▸ **THE PROBLEM**: Quote word for word the rows below, from the first one through the line containing "348, 966, 423]", with both ends included.

▸ **PROVIDED RECORDS**:
━━━━━━━━━━━━━━━━

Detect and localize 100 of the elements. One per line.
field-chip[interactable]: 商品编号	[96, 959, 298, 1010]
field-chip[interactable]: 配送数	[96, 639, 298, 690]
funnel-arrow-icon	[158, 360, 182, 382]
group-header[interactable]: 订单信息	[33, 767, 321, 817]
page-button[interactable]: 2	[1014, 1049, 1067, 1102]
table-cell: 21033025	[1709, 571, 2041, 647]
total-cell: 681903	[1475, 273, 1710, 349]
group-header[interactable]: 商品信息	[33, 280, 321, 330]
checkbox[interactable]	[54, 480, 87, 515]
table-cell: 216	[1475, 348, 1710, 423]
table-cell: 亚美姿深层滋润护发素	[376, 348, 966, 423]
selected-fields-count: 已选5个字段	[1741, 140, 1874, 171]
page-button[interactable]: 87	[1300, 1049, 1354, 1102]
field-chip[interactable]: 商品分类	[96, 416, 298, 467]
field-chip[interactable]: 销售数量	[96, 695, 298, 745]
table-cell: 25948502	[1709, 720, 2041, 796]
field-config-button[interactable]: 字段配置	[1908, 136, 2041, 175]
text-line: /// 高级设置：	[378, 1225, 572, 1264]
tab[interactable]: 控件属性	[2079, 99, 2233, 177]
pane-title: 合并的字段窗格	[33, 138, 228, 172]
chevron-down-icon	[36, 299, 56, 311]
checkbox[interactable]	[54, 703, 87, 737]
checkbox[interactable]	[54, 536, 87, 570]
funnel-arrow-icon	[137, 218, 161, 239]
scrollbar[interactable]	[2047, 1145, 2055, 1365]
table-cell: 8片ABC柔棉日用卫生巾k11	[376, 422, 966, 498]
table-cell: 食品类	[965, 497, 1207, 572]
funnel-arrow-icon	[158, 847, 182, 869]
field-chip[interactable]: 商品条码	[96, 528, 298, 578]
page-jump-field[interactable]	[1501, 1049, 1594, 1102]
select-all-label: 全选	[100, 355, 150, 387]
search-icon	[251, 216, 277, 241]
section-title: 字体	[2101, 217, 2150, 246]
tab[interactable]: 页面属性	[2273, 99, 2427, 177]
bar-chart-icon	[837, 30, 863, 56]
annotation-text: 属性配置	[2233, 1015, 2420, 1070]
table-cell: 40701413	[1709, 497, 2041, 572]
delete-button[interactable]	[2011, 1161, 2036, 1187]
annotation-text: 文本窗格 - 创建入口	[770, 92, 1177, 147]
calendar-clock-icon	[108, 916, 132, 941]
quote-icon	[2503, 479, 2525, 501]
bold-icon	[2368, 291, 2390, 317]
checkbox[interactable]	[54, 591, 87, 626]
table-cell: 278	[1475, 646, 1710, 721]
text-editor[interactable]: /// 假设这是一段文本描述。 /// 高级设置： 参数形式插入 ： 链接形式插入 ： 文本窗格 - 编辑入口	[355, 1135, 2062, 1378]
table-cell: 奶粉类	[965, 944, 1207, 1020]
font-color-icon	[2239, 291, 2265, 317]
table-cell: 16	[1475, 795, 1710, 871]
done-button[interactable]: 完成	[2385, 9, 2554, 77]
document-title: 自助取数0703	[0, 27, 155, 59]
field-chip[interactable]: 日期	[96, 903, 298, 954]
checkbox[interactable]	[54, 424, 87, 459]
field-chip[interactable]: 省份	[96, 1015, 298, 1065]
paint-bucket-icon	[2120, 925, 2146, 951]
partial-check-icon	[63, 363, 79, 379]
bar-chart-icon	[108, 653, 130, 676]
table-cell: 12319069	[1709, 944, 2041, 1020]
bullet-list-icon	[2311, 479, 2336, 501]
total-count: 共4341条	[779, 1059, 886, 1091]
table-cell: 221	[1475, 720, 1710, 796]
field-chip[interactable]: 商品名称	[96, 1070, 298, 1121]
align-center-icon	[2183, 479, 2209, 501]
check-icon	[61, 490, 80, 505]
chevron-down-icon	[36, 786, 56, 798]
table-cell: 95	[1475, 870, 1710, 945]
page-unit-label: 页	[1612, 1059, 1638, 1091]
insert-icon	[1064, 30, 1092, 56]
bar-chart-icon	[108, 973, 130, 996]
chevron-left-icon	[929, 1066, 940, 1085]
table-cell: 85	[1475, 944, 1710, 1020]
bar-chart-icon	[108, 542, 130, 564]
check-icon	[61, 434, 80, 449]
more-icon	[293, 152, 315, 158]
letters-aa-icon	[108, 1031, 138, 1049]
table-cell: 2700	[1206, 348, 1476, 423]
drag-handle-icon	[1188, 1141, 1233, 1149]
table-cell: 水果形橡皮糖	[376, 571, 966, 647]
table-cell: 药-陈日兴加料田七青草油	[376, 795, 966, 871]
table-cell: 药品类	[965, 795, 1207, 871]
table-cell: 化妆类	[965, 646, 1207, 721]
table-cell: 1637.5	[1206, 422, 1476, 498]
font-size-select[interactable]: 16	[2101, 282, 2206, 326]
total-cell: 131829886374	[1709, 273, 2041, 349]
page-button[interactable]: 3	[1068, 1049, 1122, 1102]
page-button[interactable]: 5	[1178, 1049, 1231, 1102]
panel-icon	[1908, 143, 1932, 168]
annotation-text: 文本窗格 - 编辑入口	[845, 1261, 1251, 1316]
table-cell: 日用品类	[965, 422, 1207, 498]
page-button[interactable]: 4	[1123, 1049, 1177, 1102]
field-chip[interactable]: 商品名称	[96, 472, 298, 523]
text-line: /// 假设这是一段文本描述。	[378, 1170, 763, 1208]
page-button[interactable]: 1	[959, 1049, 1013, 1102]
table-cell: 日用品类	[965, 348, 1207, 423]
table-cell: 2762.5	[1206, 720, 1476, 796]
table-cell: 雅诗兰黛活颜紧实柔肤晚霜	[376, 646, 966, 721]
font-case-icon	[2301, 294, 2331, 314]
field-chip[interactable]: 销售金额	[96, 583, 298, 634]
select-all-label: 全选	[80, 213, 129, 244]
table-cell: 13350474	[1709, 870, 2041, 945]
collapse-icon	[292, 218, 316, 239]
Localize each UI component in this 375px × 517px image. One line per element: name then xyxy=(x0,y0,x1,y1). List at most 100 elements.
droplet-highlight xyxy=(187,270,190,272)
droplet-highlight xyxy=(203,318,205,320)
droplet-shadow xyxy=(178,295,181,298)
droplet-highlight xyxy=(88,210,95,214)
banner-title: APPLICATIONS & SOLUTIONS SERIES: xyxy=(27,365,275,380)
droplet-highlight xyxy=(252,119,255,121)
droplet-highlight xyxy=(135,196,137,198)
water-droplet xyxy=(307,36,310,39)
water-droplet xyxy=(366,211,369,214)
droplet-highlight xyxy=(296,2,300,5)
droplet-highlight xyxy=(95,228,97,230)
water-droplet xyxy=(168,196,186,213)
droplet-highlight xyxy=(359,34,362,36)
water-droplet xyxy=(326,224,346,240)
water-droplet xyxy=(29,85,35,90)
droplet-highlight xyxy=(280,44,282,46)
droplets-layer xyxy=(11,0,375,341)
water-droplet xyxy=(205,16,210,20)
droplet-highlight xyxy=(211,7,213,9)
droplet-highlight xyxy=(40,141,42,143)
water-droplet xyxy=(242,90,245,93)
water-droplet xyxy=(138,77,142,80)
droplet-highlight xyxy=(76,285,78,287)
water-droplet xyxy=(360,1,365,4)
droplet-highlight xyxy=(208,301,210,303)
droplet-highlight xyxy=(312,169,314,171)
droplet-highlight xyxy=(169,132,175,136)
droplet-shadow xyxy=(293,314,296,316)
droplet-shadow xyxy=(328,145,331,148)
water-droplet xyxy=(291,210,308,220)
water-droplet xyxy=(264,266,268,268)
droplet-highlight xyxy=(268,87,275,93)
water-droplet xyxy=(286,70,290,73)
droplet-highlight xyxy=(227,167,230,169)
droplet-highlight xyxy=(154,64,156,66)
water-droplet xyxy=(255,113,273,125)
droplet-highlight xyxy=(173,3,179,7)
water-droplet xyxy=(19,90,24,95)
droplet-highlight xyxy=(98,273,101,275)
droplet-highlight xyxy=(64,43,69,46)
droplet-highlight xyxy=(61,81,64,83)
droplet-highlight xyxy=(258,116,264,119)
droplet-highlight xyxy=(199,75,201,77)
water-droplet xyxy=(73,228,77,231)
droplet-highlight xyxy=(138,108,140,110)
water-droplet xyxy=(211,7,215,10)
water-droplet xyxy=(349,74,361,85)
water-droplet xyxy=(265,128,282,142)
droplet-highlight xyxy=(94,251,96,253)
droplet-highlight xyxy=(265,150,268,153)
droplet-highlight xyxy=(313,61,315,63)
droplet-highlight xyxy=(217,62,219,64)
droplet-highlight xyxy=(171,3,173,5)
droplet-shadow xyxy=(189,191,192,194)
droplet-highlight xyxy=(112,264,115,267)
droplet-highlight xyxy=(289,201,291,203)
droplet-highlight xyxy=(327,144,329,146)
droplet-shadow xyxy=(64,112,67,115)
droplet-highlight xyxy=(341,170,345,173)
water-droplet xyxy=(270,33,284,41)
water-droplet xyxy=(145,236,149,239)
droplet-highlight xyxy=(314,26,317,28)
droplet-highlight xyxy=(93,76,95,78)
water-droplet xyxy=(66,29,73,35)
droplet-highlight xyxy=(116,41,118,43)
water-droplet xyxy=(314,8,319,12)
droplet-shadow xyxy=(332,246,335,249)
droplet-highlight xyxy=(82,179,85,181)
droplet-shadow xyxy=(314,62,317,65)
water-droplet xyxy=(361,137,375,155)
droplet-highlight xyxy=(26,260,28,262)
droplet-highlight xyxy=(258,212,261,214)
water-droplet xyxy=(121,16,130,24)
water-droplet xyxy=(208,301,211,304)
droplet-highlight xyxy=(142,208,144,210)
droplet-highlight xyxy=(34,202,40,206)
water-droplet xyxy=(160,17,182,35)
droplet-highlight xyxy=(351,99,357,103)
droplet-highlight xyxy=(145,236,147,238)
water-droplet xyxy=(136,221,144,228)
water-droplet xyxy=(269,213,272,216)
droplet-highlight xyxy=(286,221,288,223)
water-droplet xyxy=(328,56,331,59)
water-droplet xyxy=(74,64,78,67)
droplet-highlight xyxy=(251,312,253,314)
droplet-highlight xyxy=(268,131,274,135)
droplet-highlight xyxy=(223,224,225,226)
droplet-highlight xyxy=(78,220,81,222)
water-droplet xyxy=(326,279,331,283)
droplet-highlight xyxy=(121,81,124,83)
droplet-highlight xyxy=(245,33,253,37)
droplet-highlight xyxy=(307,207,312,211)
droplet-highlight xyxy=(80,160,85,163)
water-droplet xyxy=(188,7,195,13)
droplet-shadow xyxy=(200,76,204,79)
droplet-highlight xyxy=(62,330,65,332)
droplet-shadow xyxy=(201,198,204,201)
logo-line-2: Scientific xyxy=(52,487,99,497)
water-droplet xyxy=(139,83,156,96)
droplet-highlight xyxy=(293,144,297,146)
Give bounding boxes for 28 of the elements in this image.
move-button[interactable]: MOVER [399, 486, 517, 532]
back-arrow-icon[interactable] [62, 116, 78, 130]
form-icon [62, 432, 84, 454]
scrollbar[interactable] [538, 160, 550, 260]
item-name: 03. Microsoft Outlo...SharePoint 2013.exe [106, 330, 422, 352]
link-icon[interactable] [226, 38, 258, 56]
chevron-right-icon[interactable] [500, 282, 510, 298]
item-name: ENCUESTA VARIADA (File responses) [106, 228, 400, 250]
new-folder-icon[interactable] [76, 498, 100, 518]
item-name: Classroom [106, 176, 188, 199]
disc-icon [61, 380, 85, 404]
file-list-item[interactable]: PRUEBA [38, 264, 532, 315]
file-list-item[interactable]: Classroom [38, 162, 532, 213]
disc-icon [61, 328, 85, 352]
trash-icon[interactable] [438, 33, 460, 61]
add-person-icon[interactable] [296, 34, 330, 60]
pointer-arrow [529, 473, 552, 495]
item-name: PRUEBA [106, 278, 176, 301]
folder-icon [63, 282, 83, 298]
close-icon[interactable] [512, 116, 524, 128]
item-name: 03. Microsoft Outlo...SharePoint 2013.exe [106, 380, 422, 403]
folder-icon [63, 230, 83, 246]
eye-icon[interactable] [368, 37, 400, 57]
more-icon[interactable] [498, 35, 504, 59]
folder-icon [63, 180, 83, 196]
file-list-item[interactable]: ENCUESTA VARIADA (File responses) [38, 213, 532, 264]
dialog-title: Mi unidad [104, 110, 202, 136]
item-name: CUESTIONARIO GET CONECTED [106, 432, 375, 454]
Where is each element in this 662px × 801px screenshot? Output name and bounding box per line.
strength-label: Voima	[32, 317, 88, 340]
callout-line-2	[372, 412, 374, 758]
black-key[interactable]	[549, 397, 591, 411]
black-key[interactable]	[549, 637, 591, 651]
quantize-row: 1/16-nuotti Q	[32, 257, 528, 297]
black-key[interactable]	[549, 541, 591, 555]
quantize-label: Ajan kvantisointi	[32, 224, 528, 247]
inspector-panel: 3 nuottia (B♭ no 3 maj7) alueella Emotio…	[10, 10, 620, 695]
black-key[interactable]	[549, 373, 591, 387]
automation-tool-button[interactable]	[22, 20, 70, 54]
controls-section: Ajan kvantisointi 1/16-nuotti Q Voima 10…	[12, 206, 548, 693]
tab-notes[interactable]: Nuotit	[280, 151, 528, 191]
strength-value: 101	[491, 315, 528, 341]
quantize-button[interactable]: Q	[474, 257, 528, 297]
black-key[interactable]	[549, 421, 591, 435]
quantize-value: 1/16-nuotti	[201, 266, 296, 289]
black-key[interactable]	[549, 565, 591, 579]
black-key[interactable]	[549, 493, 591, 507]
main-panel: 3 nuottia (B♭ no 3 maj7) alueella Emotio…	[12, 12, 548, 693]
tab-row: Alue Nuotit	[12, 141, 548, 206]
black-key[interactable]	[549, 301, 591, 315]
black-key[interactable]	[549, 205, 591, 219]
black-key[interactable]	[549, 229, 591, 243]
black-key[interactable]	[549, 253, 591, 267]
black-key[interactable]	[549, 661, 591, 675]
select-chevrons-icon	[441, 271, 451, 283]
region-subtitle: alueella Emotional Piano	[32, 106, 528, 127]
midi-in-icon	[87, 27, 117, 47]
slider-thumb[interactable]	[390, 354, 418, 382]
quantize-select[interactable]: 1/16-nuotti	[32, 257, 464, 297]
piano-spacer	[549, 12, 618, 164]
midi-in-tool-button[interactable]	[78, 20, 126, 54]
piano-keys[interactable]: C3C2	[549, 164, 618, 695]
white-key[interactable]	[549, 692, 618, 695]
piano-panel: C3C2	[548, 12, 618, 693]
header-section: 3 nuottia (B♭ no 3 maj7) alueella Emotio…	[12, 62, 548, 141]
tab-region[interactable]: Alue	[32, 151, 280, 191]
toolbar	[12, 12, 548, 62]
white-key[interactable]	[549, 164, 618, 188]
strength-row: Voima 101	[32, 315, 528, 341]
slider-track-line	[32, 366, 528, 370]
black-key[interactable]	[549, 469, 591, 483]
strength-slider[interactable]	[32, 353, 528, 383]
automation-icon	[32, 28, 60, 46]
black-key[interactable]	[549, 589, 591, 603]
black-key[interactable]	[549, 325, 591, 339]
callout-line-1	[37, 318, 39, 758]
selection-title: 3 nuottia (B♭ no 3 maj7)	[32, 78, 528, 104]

━━━━━━━━━━━━━━━━

▸ **COMPLETED TASK**:
Detect and localize 100 of the elements. One per line.
field-chip[interactable]: 商品编号	[96, 959, 298, 1010]
field-chip[interactable]: 配送数	[96, 639, 298, 690]
funnel-arrow-icon	[158, 360, 182, 382]
group-header[interactable]: 订单信息	[33, 767, 321, 817]
page-button[interactable]: 2	[1014, 1049, 1067, 1102]
table-cell: 21033025	[1709, 571, 2041, 647]
total-cell: 681903	[1475, 273, 1710, 349]
group-header[interactable]: 商品信息	[33, 280, 321, 330]
checkbox[interactable]	[54, 480, 87, 515]
table-cell: 216	[1475, 348, 1710, 423]
table-cell: 亚美姿深层滋润护发素	[376, 348, 966, 423]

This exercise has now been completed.